▶ [Problem to solve]: Extract every line below that contains the word "cost".

▶ [Provided data]:
+===+

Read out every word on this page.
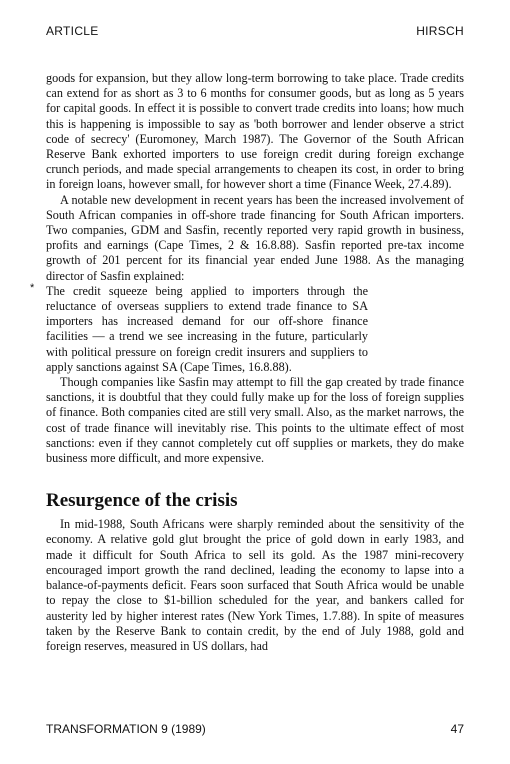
ARTICLE	HIRSCH
*

goods for expansion, but they allow long-term borrowing to take place. Trade credits can extend for as short as 3 to 6 months for consumer goods, but as long as 5 years for capital goods. In effect it is possible to convert trade credits into loans; how much this is happening is impossible to say as 'both borrower and lender observe a strict code of secrecy' (Euromoney, March 1987). The Governor of the South African Reserve Bank exhorted importers to use foreign credit during foreign exchange crunch periods, and made special arrangements to cheapen its cost, in order to bring in foreign loans, however small, for however short a time (Finance Week, 27.4.89).

A notable new development in recent years has been the increased involvement of South African companies in off-shore trade financing for South African importers. Two companies, GDM and Sasfin, recently reported very rapid growth in business, profits and earnings (Cape Times, 2 & 16.8.88). Sasfin reported pre-tax income growth of 201 percent for its financial year ended June 1988. As the managing director of Sasfin explained:

The credit squeeze being applied to importers through the reluctance of overseas suppliers to extend trade finance to SA importers has increased demand for our off-shore finance facilities — a trend we see increasing in the future, particularly with political pressure on foreign credit insurers and suppliers to apply sanctions against SA (Cape Times, 16.8.88).

Though companies like Sasfin may attempt to fill the gap created by trade finance sanctions, it is doubtful that they could fully make up for the loss of foreign supplies of finance. Both companies cited are still very small. Also, as the market narrows, the cost of trade finance will inevitably rise. This points to the ultimate effect of most sanctions: even if they cannot completely cut off supplies or markets, they do make business more difficult, and more expensive.

Resurgence of the crisis

In mid-1988, South Africans were sharply reminded about the sensitivity of the economy. A relative gold glut brought the price of gold down in early 1983, and made it difficult for South Africa to sell its gold. As the 1987 mini-recovery encouraged import growth the rand declined, leading the economy to lapse into a balance-of-payments deficit. Fears soon surfaced that South Africa would be unable to repay the close to $1-billion scheduled for the year, and bankers called for austerity led by higher interest rates (New York Times, 1.7.88). In spite of measures taken by the Reserve Bank to contain credit, by the end of July 1988, gold and foreign reserves, measured in US dollars, had

TRANSFORMATION 9 (1989)	47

+===+

▶ [The output]:
goods for expansion, but they allow long-term borrowing to take place. Trade credits can extend for as short as 3 to 6 months for consumer goods, but as long as 5 years for capital goods. In effect it is possible to convert trade credits into loans; how much this is happening is impossible to say as 'both borrower and lender observe a strict code of secrecy' (Euromoney, March 1987). The Governor of the South African Reserve Bank exhorted importers to use foreign credit during foreign exchange crunch periods, and made special arrangements to cheapen its cost, in order to bring in foreign loans, however small, for however short a time (Finance Week, 27.4.89).
Though companies like Sasfin may attempt to fill the gap created by trade finance sanctions, it is doubtful that they could fully make up for the loss of foreign supplies of finance. Both companies cited are still very small. Also, as the market narrows, the cost of trade finance will inevitably rise. This points to the ultimate effect of most sanctions: even if they cannot completely cut off supplies or markets, they do make business more difficult, and more expensive.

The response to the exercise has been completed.